>>>

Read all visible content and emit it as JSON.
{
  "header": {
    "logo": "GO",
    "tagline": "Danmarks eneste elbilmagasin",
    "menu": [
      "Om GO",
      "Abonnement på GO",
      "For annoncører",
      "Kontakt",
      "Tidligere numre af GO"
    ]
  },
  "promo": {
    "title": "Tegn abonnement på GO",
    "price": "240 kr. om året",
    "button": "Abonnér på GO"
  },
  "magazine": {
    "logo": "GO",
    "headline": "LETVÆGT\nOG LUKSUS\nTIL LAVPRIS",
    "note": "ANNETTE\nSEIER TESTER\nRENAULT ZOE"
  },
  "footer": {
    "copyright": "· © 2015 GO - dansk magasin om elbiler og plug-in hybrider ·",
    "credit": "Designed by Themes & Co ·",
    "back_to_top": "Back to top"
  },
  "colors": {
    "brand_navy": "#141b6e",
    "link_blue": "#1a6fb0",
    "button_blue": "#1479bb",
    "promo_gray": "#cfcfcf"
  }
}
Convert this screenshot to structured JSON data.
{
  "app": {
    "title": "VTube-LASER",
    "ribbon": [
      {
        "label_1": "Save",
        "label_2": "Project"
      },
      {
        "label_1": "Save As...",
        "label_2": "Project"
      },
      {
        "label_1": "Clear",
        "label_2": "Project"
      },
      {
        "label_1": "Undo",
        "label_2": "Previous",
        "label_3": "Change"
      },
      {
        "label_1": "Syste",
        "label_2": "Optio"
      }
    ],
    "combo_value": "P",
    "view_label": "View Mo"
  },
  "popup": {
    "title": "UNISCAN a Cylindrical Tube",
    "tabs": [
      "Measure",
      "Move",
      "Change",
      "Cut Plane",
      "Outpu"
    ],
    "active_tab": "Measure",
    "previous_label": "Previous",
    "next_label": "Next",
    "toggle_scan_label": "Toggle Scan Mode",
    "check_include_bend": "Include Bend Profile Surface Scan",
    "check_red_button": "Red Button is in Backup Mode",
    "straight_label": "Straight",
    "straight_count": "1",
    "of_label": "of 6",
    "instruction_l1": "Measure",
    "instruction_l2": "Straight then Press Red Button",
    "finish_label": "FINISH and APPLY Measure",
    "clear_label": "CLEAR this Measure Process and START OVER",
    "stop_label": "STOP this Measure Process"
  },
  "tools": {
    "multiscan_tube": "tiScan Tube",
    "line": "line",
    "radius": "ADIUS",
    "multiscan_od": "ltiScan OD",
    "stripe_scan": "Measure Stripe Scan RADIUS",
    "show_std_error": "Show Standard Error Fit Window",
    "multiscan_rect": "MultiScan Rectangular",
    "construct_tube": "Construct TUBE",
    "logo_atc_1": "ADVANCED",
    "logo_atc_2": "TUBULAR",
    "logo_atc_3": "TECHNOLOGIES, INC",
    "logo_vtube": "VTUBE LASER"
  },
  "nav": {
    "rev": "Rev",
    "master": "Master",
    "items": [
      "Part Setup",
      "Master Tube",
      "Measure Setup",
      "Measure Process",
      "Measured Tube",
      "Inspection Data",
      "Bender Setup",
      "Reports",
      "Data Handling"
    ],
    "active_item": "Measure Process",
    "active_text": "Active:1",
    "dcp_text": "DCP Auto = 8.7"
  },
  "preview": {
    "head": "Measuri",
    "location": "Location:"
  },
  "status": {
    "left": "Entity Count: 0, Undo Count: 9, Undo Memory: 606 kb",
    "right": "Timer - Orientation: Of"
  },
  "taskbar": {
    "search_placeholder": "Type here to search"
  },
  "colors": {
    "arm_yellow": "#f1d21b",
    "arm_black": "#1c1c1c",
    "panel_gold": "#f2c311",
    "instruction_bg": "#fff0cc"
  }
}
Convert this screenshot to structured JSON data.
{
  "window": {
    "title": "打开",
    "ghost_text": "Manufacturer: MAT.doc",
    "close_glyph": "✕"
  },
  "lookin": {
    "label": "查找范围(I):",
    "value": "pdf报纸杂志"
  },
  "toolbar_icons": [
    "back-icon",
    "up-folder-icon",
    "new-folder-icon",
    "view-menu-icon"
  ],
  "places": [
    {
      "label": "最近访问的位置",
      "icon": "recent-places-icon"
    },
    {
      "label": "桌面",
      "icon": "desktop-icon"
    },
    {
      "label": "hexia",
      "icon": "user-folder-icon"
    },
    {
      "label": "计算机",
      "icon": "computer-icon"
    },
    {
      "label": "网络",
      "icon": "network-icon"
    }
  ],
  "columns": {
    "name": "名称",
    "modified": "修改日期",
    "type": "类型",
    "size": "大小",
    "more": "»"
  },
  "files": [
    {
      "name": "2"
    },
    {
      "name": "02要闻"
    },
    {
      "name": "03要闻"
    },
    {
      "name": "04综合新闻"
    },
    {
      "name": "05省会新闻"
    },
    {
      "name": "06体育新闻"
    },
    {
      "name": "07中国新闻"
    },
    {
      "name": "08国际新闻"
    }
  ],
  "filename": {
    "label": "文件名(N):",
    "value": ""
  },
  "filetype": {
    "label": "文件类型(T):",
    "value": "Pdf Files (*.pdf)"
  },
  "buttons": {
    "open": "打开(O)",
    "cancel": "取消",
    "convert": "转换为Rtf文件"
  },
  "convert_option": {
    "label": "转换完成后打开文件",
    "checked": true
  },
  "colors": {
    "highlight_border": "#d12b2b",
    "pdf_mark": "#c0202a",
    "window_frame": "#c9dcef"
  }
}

<<<

### Task to complete
From the entries above, copy each line holding "Undo".

### Correct result
        "label_1": "Undo",
    "left": "Entity Count: 0, Undo Count: 9, Undo Memory: 606 kb",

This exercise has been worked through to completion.